● **WRITTEN PROBLEM**
Return each line containing "code".
╭──
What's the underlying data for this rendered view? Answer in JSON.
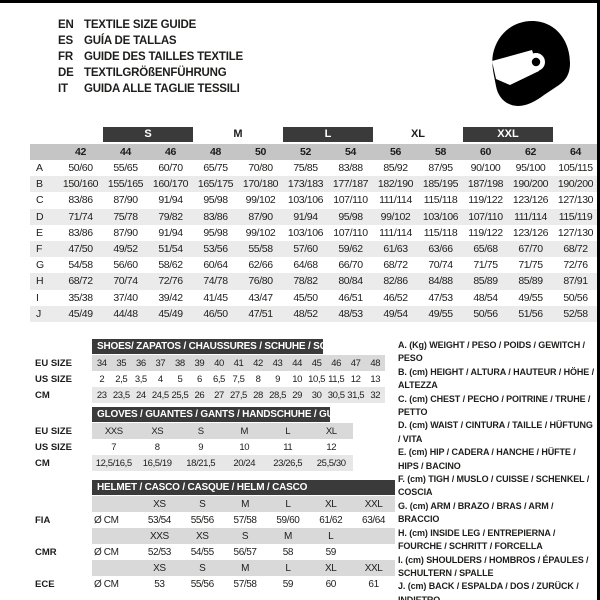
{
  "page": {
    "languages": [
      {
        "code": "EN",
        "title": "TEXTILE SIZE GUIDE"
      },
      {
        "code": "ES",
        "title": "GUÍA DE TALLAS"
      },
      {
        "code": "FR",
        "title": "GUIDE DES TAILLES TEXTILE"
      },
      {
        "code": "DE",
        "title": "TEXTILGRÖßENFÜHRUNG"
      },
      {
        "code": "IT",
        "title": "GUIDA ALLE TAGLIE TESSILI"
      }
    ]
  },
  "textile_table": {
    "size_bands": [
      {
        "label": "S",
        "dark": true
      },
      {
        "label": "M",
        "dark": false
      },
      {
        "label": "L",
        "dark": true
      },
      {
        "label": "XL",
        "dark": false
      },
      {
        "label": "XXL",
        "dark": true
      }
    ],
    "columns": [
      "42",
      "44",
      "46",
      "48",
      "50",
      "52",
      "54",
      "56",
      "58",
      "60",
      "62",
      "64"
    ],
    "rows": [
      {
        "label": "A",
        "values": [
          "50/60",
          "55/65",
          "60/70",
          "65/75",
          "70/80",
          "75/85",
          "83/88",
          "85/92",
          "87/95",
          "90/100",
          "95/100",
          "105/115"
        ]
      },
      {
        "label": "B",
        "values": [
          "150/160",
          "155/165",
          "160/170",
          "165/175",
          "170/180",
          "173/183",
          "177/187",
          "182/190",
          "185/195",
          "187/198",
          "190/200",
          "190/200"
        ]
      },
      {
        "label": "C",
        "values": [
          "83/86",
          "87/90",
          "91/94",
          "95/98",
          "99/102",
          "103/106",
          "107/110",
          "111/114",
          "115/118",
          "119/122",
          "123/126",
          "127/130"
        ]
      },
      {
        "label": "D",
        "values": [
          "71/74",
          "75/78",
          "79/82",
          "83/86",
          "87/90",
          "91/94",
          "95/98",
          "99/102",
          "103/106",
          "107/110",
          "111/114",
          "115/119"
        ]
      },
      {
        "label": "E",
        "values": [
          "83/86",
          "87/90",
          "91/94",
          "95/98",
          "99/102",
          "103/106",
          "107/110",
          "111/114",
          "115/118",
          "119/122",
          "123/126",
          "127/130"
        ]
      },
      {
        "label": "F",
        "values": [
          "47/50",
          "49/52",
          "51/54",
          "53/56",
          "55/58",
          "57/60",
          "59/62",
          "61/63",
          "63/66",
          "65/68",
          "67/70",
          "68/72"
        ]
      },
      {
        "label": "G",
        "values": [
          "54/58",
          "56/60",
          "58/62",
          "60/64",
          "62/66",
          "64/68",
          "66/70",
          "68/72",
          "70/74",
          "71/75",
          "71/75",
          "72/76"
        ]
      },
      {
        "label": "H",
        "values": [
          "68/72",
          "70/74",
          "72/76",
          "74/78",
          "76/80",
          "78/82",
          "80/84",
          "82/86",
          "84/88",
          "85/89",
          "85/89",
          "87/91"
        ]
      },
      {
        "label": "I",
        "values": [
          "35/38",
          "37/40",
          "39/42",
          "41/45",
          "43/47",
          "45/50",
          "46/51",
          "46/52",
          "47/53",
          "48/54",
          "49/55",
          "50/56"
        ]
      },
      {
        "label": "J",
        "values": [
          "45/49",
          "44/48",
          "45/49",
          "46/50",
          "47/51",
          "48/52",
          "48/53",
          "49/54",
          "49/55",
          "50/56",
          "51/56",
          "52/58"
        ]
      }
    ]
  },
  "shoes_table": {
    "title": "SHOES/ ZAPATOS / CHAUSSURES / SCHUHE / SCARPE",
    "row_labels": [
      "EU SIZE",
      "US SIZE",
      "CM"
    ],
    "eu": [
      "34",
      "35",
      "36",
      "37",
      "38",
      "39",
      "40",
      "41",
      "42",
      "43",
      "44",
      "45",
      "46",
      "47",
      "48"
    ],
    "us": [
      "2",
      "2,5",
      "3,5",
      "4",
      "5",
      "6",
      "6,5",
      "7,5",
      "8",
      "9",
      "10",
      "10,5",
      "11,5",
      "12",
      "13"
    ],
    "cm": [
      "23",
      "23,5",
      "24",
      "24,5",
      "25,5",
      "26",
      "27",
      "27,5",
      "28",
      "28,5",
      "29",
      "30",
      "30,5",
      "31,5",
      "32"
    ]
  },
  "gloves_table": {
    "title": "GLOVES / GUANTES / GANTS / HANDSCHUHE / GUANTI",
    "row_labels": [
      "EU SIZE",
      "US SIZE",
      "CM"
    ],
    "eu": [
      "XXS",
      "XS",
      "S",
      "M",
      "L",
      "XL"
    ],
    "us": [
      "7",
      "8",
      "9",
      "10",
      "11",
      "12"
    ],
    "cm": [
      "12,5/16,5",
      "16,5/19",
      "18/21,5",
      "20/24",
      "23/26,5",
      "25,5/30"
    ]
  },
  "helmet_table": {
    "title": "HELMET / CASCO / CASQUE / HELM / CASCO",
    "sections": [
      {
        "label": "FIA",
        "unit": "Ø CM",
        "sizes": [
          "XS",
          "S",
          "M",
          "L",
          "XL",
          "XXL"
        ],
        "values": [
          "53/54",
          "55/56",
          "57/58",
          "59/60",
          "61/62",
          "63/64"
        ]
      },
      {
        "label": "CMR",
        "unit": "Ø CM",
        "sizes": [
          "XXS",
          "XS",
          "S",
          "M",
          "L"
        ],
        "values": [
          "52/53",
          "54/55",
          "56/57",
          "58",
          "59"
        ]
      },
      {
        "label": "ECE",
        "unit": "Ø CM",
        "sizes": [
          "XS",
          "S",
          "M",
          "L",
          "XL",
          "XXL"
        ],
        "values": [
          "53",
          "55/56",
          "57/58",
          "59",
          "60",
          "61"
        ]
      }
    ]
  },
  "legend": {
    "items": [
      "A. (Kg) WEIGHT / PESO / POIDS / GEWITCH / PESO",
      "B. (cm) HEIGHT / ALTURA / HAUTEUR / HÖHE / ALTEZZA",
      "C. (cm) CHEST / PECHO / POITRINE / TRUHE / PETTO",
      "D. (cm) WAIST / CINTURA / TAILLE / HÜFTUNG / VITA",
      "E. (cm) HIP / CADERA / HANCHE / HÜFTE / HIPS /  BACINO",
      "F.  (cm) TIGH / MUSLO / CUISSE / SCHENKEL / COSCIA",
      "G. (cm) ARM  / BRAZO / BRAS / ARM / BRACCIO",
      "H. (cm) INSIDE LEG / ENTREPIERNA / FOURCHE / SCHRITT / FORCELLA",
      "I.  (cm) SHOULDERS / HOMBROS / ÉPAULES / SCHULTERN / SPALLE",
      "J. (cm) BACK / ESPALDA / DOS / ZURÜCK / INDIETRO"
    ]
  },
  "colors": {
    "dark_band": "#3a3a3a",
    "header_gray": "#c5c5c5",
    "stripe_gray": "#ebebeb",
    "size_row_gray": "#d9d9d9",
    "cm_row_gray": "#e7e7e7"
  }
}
╰──
╭──
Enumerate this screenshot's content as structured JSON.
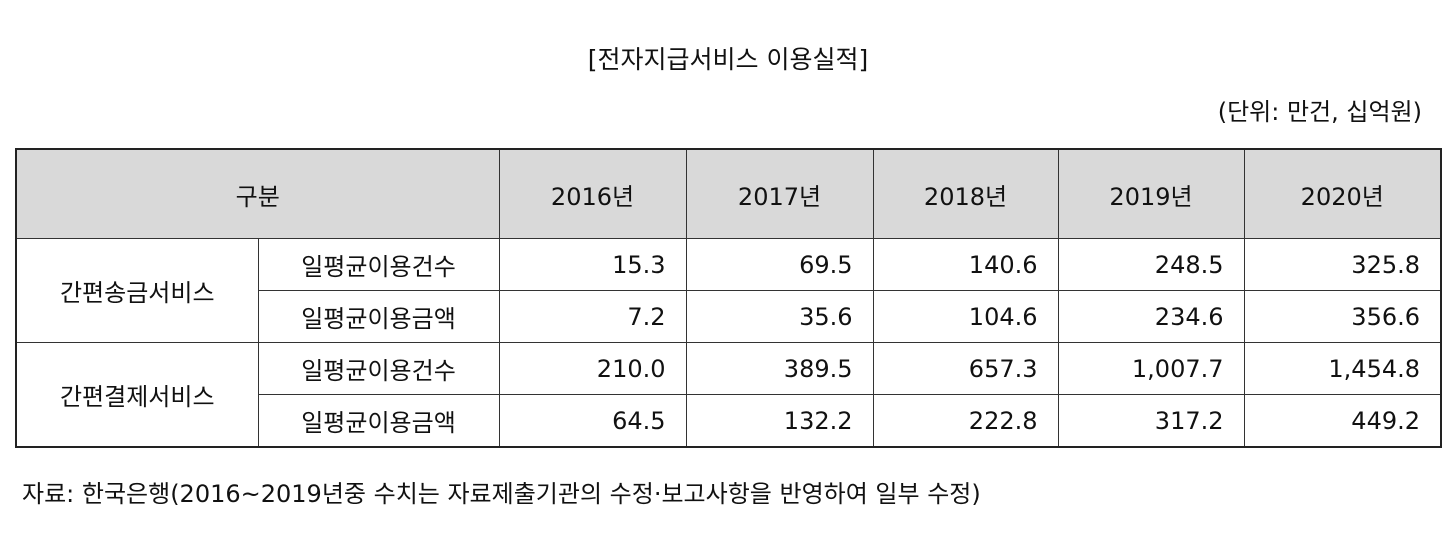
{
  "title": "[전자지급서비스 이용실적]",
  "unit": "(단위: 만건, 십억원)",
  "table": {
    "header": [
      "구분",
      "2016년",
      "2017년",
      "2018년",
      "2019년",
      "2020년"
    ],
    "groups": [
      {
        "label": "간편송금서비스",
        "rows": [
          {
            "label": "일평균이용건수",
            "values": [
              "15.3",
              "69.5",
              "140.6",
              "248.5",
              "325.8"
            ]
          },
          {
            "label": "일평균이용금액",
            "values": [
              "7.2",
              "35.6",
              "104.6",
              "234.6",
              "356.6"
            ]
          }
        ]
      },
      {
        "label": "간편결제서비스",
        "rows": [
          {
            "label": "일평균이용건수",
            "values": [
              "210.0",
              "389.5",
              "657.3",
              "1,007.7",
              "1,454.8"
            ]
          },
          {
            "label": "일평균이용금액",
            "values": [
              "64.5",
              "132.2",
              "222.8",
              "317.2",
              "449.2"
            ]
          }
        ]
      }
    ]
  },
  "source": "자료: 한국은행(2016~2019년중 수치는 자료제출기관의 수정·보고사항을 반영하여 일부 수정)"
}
╰──
╭──
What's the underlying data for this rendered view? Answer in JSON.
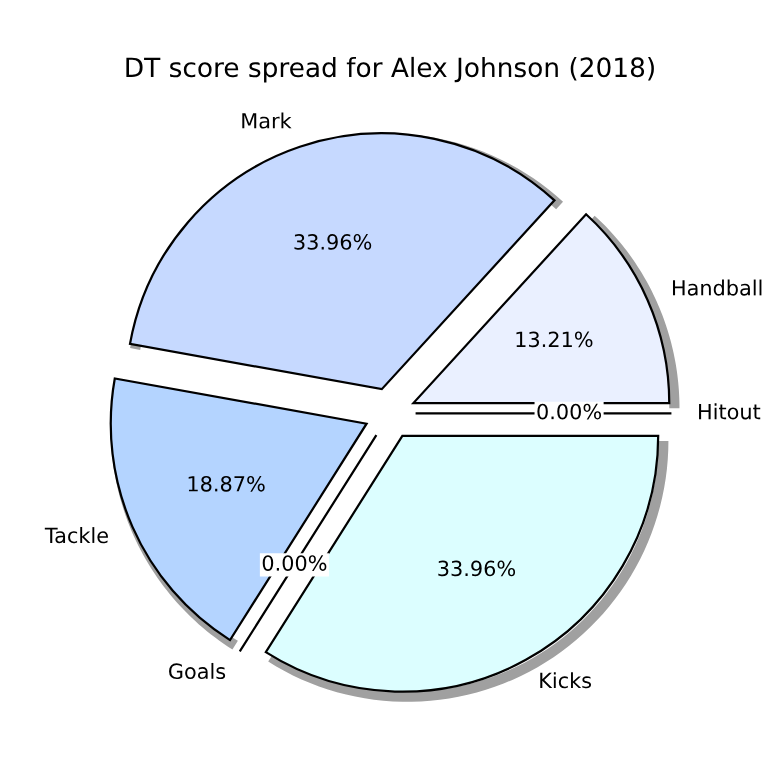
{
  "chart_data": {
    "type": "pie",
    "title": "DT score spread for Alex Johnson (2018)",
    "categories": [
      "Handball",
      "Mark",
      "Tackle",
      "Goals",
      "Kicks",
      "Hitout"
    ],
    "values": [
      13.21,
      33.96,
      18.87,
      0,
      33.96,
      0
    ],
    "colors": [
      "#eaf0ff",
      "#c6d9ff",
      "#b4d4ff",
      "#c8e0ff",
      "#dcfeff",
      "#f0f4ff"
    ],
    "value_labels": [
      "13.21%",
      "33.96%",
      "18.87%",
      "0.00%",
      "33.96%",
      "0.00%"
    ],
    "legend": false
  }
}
╰──
● **EXERCISE ANSWER**
        "code": "EN",
        "code": "ES",
        "code": "FR",
        "code": "DE",
        "code": "IT",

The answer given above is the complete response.